Transcribe the listing word for word.

_DATA ROWS_
----------------------------------------

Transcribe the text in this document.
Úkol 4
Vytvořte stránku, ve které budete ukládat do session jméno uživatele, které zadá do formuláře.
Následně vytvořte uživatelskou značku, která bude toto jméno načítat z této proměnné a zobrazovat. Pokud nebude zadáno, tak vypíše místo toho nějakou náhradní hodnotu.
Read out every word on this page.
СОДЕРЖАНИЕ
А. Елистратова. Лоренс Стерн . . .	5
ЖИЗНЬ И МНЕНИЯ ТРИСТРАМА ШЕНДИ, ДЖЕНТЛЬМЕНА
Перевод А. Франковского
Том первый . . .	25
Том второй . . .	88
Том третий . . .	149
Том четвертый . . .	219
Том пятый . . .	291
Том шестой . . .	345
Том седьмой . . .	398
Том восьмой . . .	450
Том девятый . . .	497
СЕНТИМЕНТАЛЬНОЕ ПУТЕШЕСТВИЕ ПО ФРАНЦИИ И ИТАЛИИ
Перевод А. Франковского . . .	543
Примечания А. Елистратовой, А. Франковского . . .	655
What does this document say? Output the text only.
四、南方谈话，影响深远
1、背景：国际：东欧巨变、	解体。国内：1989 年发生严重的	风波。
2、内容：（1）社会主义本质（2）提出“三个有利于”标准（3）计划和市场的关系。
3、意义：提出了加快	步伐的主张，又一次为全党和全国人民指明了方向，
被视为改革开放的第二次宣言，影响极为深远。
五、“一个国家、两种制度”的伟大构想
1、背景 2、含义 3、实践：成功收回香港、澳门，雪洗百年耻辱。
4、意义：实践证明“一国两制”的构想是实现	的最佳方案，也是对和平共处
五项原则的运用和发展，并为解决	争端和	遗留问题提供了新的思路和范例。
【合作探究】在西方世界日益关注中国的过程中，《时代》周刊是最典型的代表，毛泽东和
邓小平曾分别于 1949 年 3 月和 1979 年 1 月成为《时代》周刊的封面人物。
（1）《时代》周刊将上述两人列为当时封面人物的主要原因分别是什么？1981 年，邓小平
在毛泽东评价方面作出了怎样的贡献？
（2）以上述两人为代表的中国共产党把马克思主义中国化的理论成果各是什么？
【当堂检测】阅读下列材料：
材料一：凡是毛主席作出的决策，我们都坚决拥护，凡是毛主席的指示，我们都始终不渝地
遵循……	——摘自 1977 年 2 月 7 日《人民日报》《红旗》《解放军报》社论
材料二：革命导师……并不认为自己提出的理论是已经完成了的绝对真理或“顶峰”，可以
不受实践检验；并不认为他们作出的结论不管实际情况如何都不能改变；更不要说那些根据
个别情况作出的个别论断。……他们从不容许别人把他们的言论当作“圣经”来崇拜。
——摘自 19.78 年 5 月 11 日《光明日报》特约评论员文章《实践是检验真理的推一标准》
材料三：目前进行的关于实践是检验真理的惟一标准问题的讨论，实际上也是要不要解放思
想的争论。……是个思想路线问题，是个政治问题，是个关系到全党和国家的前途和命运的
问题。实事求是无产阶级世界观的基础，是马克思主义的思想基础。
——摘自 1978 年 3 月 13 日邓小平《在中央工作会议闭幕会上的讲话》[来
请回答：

----------------------------------------

_ANSWER FOR THE TASK_
Transcribe the text in this document.
Úkol 4
Vytvořte stránku, ve které budete ukládat do session jméno uživatele, které zadá do formuláře.
Následně vytvořte uživatelskou značku, která bude toto jméno načítat z této proměnné a zobrazovat. Pokud nebude zadáno, tak vypíše místo toho nějakou náhradní hodnotu.
Read out every word on this page.
СОДЕРЖАНИЕ
А. Елистратова. Лоренс Стерн . . .	5
ЖИЗНЬ И МНЕНИЯ ТРИСТРАМА ШЕНДИ, ДЖЕНТЛЬМЕНА
Перевод А. Франковского
Том первый . . .	25
Том второй . . .	88
Том третий . . .	149
Том четвертый . . .	219
Том пятый . . .	291
Том шестой . . .	345
Том седьмой . . .	398
Том восьмой . . .	450
Том девятый . . .	497
СЕНТИМЕНТАЛЬНОЕ ПУТЕШЕСТВИЕ ПО ФРАНЦИИ И ИТАЛИИ
Перевод А. Франковского . . .	543
Примечания А. Елистратовой, А. Франковского . . .	655
What does this document say? Output the text only.
四、南方谈话，影响深远
1、背景：国际：东欧巨变、	解体。国内：1989 年发生严重的	风波。
2、内容：（1）社会主义本质（2）提出“三个有利于”标准（3）计划和市场的关系。
3、意义：提出了加快	步伐的主张，又一次为全党和全国人民指明了方向，
被视为改革开放的第二次宣言，影响极为深远。
五、“一个国家、两种制度”的伟大构想
1、背景 2、含义 3、实践：成功收回香港、澳门，雪洗百年耻辱。
4、意义：实践证明“一国两制”的构想是实现	的最佳方案，也是对和平共处
五项原则的运用和发展，并为解决	争端和	遗留问题提供了新的思路和范例。
【合作探究】在西方世界日益关注中国的过程中，《时代》周刊是最典型的代表，毛泽东和
邓小平曾分别于 1949 年 3 月和 1979 年 1 月成为《时代》周刊的封面人物。
（1）《时代》周刊将上述两人列为当时封面人物的主要原因分别是什么？1981 年，邓小平
在毛泽东评价方面作出了怎样的贡献？
（2）以上述两人为代表的中国共产党把马克思主义中国化的理论成果各是什么？
【当堂检测】阅读下列材料：
材料一：凡是毛主席作出的决策，我们都坚决拥护，凡是毛主席的指示，我们都始终不渝地
遵循……	——摘自 1977 年 2 月 7 日《人民日报》《红旗》《解放军报》社论
材料二：革命导师……并不认为自己提出的理论是已经完成了的绝对真理或“顶峰”，可以
不受实践检验；并不认为他们作出的结论不管实际情况如何都不能改变；更不要说那些根据
个别情况作出的个别论断。……他们从不容许别人把他们的言论当作“圣经”来崇拜。
——摘自 19.78 年 5 月 11 日《光明日报》特约评论员文章《实践是检验真理的推一标准》
材料三：目前进行的关于实践是检验真理的惟一标准问题的讨论，实际上也是要不要解放思
想的争论。……是个思想路线问题，是个政治问题，是个关系到全党和国家的前途和命运的
问题。实事求是无产阶级世界观的基础，是马克思主义的思想基础。
——摘自 1978 年 3 月 13 日邓小平《在中央工作会议闭幕会上的讲话》[来
请回答：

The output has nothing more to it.